Prompt: From the records, pick out and copy each line containing "RwPretec".

Record list:
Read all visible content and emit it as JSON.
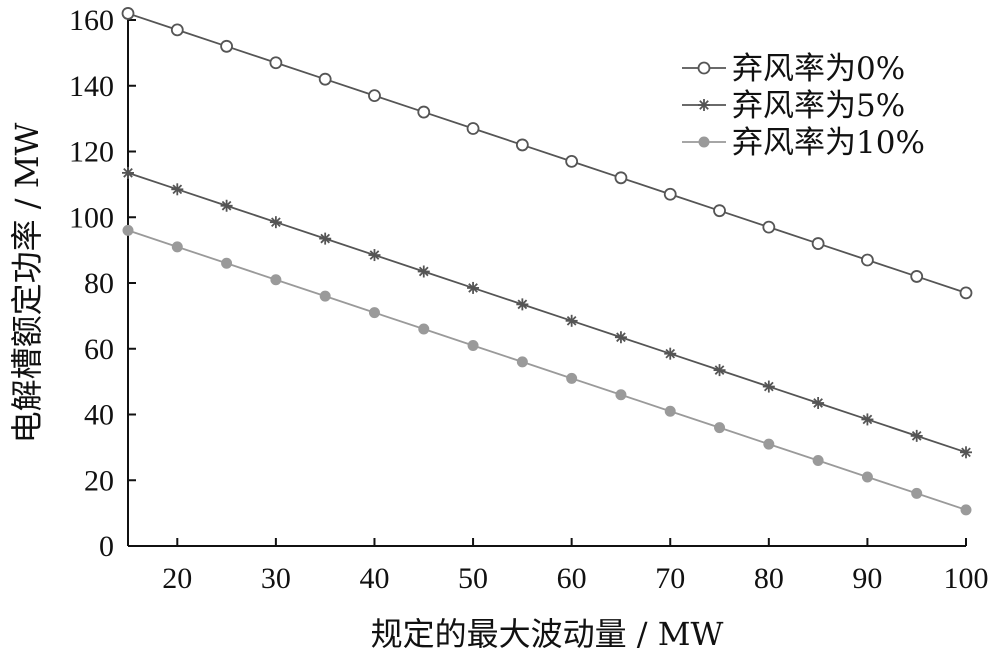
{
  "chart_data": {
    "type": "line",
    "title": "",
    "xlabel": "规定的最大波动量 / MW",
    "ylabel": "电解槽额定功率 / MW",
    "xlim": [
      15,
      100
    ],
    "ylim": [
      0,
      160
    ],
    "x_ticks": [
      20,
      30,
      40,
      50,
      60,
      70,
      80,
      90,
      100
    ],
    "y_ticks": [
      0,
      20,
      40,
      60,
      80,
      100,
      120,
      140,
      160
    ],
    "grid": false,
    "legend_position": "top-right",
    "x": [
      15,
      20,
      25,
      30,
      35,
      40,
      45,
      50,
      55,
      60,
      65,
      70,
      75,
      80,
      85,
      90,
      95,
      100
    ],
    "series": [
      {
        "name": "弃风率为0%",
        "marker": "open-circle",
        "color": "#555555",
        "values": [
          162,
          157,
          152,
          147,
          142,
          137,
          132,
          127,
          122,
          117,
          112,
          107,
          102,
          97,
          92,
          87,
          82,
          77
        ]
      },
      {
        "name": "弃风率为5%",
        "marker": "asterisk",
        "color": "#555555",
        "values": [
          113.5,
          108.5,
          103.5,
          98.5,
          93.5,
          88.5,
          83.5,
          78.5,
          73.5,
          68.5,
          63.5,
          58.5,
          53.5,
          48.5,
          43.5,
          38.5,
          33.5,
          28.5
        ]
      },
      {
        "name": "弃风率为10%",
        "marker": "filled-circle",
        "color": "#9a9a9a",
        "values": [
          96,
          91,
          86,
          81,
          76,
          71,
          66,
          61,
          56,
          51,
          46,
          41,
          36,
          31,
          26,
          21,
          16,
          11
        ]
      }
    ]
  }
}
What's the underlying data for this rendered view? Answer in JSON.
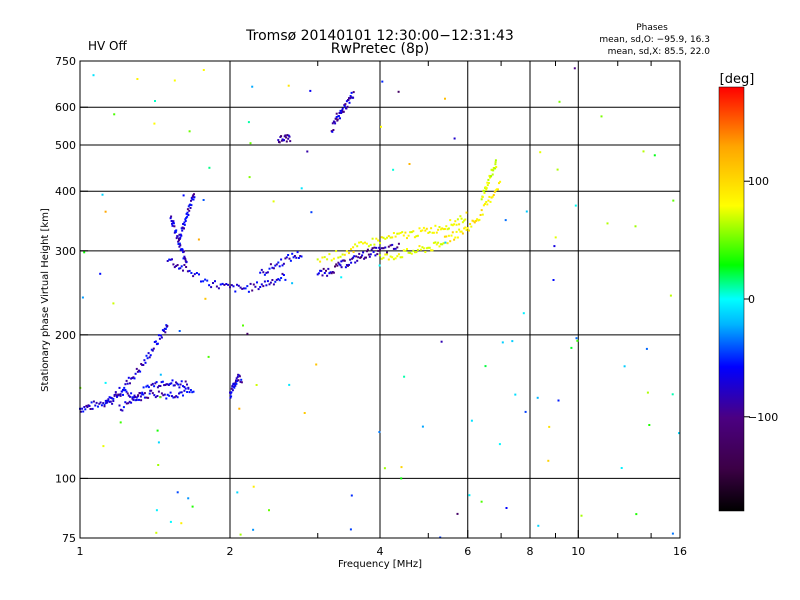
{
  "header": {
    "title_line1": "Tromsø 20140101 12:30:00−12:31:43",
    "title_line2": "RwPretec (8p)",
    "status": "HV Off",
    "status_color": "#cc0000",
    "phase_heading": "Phases",
    "phase_o": "mean, sd,O: −95.9, 16.3",
    "phase_x": "mean, sd,X: 85.5, 22.0"
  },
  "colorbar": {
    "unit_label": "[deg]",
    "ticks": [
      {
        "value": 100,
        "label": "100"
      },
      {
        "value": 0,
        "label": "0"
      },
      {
        "value": -100,
        "label": "−100"
      }
    ],
    "range": [
      -180,
      180
    ],
    "colors": [
      "#000000",
      "#3c0046",
      "#4b0082",
      "#0000ff",
      "#00b4ff",
      "#00ffff",
      "#00ff00",
      "#ffff00",
      "#ffa500",
      "#ff0000"
    ]
  },
  "chart_data": {
    "type": "scatter",
    "title": "Tromsø 20140101 12:30:00−12:31:43",
    "subtitle": "RwPretec (8p)",
    "xlabel": "Frequency [MHz]",
    "ylabel": "Stationary phase Virtual Height [km]",
    "x_scale": "log",
    "y_scale": "log",
    "xlim": [
      1,
      16
    ],
    "ylim": [
      75,
      750
    ],
    "x_ticks": [
      {
        "value": 1,
        "label": "1"
      },
      {
        "value": 2,
        "label": "2"
      },
      {
        "value": 4,
        "label": "4"
      },
      {
        "value": 6,
        "label": "6"
      },
      {
        "value": 8,
        "label": "8"
      },
      {
        "value": 10,
        "label": "10"
      },
      {
        "value": 16,
        "label": "16"
      }
    ],
    "x_minor": [
      3,
      5,
      7,
      9,
      12,
      14
    ],
    "y_ticks": [
      {
        "value": 75,
        "label": "75"
      },
      {
        "value": 100,
        "label": "100"
      },
      {
        "value": 200,
        "label": "200"
      },
      {
        "value": 300,
        "label": "300"
      },
      {
        "value": 400,
        "label": "400"
      },
      {
        "value": 500,
        "label": "500"
      },
      {
        "value": 600,
        "label": "600"
      },
      {
        "value": 750,
        "label": "750"
      }
    ],
    "grid": true,
    "traces": [
      {
        "id": "low-layer-flat",
        "phase": -105,
        "points": [
          [
            1.0,
            140
          ],
          [
            1.03,
            141
          ],
          [
            1.06,
            142
          ],
          [
            1.1,
            144
          ],
          [
            1.14,
            146
          ],
          [
            1.18,
            149
          ],
          [
            1.22,
            151
          ],
          [
            1.26,
            150
          ],
          [
            1.3,
            148
          ],
          [
            1.34,
            149
          ],
          [
            1.4,
            151
          ],
          [
            1.46,
            150
          ],
          [
            1.52,
            150
          ],
          [
            1.58,
            151
          ],
          [
            1.64,
            152
          ],
          [
            1.7,
            151
          ]
        ]
      },
      {
        "id": "low-layer-riser",
        "phase": -105,
        "points": [
          [
            1.12,
            142
          ],
          [
            1.16,
            146
          ],
          [
            1.2,
            152
          ],
          [
            1.24,
            158
          ],
          [
            1.28,
            164
          ],
          [
            1.32,
            170
          ],
          [
            1.36,
            178
          ],
          [
            1.4,
            187
          ],
          [
            1.44,
            196
          ],
          [
            1.48,
            205
          ],
          [
            1.5,
            210
          ]
        ]
      },
      {
        "id": "low-layer-band",
        "phase": -105,
        "points": [
          [
            1.2,
            140
          ],
          [
            1.25,
            144
          ],
          [
            1.3,
            149
          ],
          [
            1.35,
            153
          ],
          [
            1.4,
            157
          ],
          [
            1.45,
            159
          ],
          [
            1.5,
            160
          ],
          [
            1.55,
            157
          ],
          [
            1.6,
            158
          ],
          [
            1.66,
            158
          ]
        ]
      },
      {
        "id": "low-layer-two",
        "phase": -105,
        "points": [
          [
            2.0,
            150
          ],
          [
            2.02,
            153
          ],
          [
            2.04,
            157
          ],
          [
            2.06,
            161
          ],
          [
            2.08,
            163
          ],
          [
            2.12,
            162
          ]
        ]
      },
      {
        "id": "f-upper-cusp",
        "phase": -105,
        "points": [
          [
            1.52,
            355
          ],
          [
            1.54,
            340
          ],
          [
            1.56,
            325
          ],
          [
            1.58,
            310
          ],
          [
            1.6,
            300
          ],
          [
            1.62,
            292
          ],
          [
            1.64,
            286
          ]
        ]
      },
      {
        "id": "f-vertical",
        "phase": -105,
        "points": [
          [
            1.58,
            320
          ],
          [
            1.6,
            330
          ],
          [
            1.62,
            342
          ],
          [
            1.64,
            355
          ],
          [
            1.66,
            370
          ],
          [
            1.68,
            385
          ],
          [
            1.7,
            395
          ]
        ]
      },
      {
        "id": "f-low-trace",
        "phase": -105,
        "points": [
          [
            1.5,
            290
          ],
          [
            1.56,
            280
          ],
          [
            1.62,
            275
          ],
          [
            1.7,
            268
          ],
          [
            1.8,
            258
          ],
          [
            1.9,
            254
          ],
          [
            2.0,
            251
          ],
          [
            2.1,
            250
          ],
          [
            2.2,
            251
          ],
          [
            2.3,
            254
          ],
          [
            2.4,
            258
          ],
          [
            2.5,
            262
          ],
          [
            2.6,
            266
          ]
        ]
      },
      {
        "id": "f-upper-trace",
        "phase": -105,
        "points": [
          [
            2.3,
            268
          ],
          [
            2.4,
            275
          ],
          [
            2.5,
            282
          ],
          [
            2.6,
            288
          ],
          [
            2.7,
            293
          ],
          [
            2.8,
            295
          ]
        ]
      },
      {
        "id": "f-mid-cluster",
        "phase": -115,
        "points": [
          [
            3.0,
            268
          ],
          [
            3.1,
            270
          ],
          [
            3.2,
            274
          ],
          [
            3.3,
            278
          ],
          [
            3.4,
            282
          ],
          [
            3.5,
            285
          ],
          [
            3.6,
            290
          ],
          [
            3.7,
            293
          ],
          [
            3.8,
            297
          ],
          [
            3.9,
            299
          ],
          [
            4.0,
            300
          ],
          [
            4.2,
            303
          ],
          [
            4.4,
            306
          ]
        ]
      },
      {
        "id": "f-x-trace",
        "phase": 100,
        "points": [
          [
            3.0,
            288
          ],
          [
            3.2,
            292
          ],
          [
            3.4,
            298
          ],
          [
            3.6,
            305
          ],
          [
            3.8,
            312
          ],
          [
            4.0,
            316
          ],
          [
            4.2,
            320
          ],
          [
            4.4,
            323
          ],
          [
            4.6,
            325
          ],
          [
            4.8,
            328
          ],
          [
            5.0,
            331
          ],
          [
            5.2,
            334
          ],
          [
            5.4,
            338
          ],
          [
            5.6,
            343
          ],
          [
            5.8,
            348
          ],
          [
            6.0,
            356
          ]
        ]
      },
      {
        "id": "f-x-upper",
        "phase": 110,
        "points": [
          [
            5.4,
            315
          ],
          [
            5.6,
            322
          ],
          [
            5.8,
            328
          ],
          [
            6.0,
            335
          ],
          [
            6.2,
            346
          ],
          [
            6.4,
            360
          ],
          [
            6.6,
            380
          ],
          [
            6.8,
            400
          ],
          [
            7.0,
            420
          ]
        ]
      },
      {
        "id": "f-x-lower",
        "phase": 95,
        "points": [
          [
            4.0,
            290
          ],
          [
            4.2,
            292
          ],
          [
            4.4,
            295
          ],
          [
            4.6,
            298
          ],
          [
            4.8,
            301
          ],
          [
            5.0,
            304
          ],
          [
            5.2,
            307
          ],
          [
            5.4,
            310
          ]
        ]
      },
      {
        "id": "f-x-cusp",
        "phase": 90,
        "points": [
          [
            6.4,
            390
          ],
          [
            6.5,
            405
          ],
          [
            6.6,
            420
          ],
          [
            6.7,
            435
          ],
          [
            6.8,
            450
          ],
          [
            6.85,
            460
          ]
        ]
      },
      {
        "id": "high-echo",
        "phase": -110,
        "points": [
          [
            3.2,
            540
          ],
          [
            3.25,
            555
          ],
          [
            3.3,
            570
          ],
          [
            3.35,
            585
          ],
          [
            3.4,
            600
          ],
          [
            3.45,
            615
          ],
          [
            3.5,
            630
          ],
          [
            3.55,
            645
          ]
        ]
      },
      {
        "id": "high-echo-2",
        "phase": -115,
        "points": [
          [
            2.5,
            512
          ],
          [
            2.55,
            514
          ],
          [
            2.6,
            517
          ],
          [
            2.65,
            520
          ]
        ]
      }
    ],
    "noise": {
      "count": 130,
      "phase_range": [
        -130,
        140
      ],
      "note": "sparse scattered echoes across the frequency band"
    }
  }
}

Expected output:
    "title_line2": "RwPretec (8p)",
    "subtitle": "RwPretec (8p)",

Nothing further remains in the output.